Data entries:
—————
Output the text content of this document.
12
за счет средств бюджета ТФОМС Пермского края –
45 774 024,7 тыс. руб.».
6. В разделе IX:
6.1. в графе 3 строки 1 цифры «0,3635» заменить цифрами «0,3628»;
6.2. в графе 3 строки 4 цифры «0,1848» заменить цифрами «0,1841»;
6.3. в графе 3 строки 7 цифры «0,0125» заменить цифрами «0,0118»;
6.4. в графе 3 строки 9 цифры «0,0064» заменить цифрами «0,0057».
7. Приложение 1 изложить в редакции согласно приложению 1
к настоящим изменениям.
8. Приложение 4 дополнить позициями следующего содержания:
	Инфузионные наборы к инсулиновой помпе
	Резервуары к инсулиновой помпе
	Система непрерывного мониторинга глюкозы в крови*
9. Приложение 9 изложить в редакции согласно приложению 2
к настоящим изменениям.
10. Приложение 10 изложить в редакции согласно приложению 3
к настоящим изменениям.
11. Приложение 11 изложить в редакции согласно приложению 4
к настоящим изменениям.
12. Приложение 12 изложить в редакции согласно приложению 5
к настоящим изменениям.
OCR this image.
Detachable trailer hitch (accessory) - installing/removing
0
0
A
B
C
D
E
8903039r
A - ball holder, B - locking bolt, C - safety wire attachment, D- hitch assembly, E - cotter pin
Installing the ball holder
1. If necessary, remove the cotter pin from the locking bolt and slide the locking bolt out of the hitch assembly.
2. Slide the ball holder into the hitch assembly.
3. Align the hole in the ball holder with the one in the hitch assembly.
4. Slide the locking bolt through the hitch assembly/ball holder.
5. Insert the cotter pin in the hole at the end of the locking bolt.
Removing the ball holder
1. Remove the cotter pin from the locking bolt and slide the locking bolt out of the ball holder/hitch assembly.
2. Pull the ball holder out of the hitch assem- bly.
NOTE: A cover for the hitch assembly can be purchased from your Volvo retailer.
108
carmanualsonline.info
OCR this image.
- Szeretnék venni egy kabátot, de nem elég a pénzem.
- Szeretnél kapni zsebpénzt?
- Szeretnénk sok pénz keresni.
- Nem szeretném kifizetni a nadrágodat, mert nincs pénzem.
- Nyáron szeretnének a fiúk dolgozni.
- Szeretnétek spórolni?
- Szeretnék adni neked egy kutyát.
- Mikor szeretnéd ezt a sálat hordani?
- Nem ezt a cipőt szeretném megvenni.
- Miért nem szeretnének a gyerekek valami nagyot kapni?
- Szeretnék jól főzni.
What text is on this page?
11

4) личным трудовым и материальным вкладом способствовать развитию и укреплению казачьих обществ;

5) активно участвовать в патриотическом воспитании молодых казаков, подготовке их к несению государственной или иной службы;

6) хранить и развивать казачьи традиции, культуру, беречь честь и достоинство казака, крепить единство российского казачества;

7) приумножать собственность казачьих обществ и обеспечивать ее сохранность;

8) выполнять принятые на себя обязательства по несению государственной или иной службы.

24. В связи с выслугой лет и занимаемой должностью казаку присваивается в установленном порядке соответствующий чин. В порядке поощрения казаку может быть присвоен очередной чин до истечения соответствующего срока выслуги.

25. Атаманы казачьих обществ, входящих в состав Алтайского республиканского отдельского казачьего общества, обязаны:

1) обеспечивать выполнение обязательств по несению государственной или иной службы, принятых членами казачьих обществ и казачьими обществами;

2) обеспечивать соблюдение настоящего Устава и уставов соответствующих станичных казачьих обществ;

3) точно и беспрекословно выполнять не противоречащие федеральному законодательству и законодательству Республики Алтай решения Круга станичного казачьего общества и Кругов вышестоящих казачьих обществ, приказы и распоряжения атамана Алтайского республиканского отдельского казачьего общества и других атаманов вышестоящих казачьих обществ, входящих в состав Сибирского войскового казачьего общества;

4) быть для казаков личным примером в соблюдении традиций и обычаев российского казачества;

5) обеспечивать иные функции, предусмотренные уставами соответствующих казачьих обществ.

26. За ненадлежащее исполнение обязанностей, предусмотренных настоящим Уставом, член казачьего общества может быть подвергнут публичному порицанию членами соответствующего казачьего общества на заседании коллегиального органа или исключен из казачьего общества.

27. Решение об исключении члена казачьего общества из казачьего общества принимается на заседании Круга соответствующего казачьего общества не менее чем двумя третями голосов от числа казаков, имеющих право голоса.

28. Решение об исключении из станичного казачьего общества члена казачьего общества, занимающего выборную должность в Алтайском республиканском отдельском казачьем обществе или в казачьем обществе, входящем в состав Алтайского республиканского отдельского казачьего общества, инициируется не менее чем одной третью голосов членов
—————
Given task: Go over the records above and tally each line that includes "assembly". Give the total by itself.

Result: 7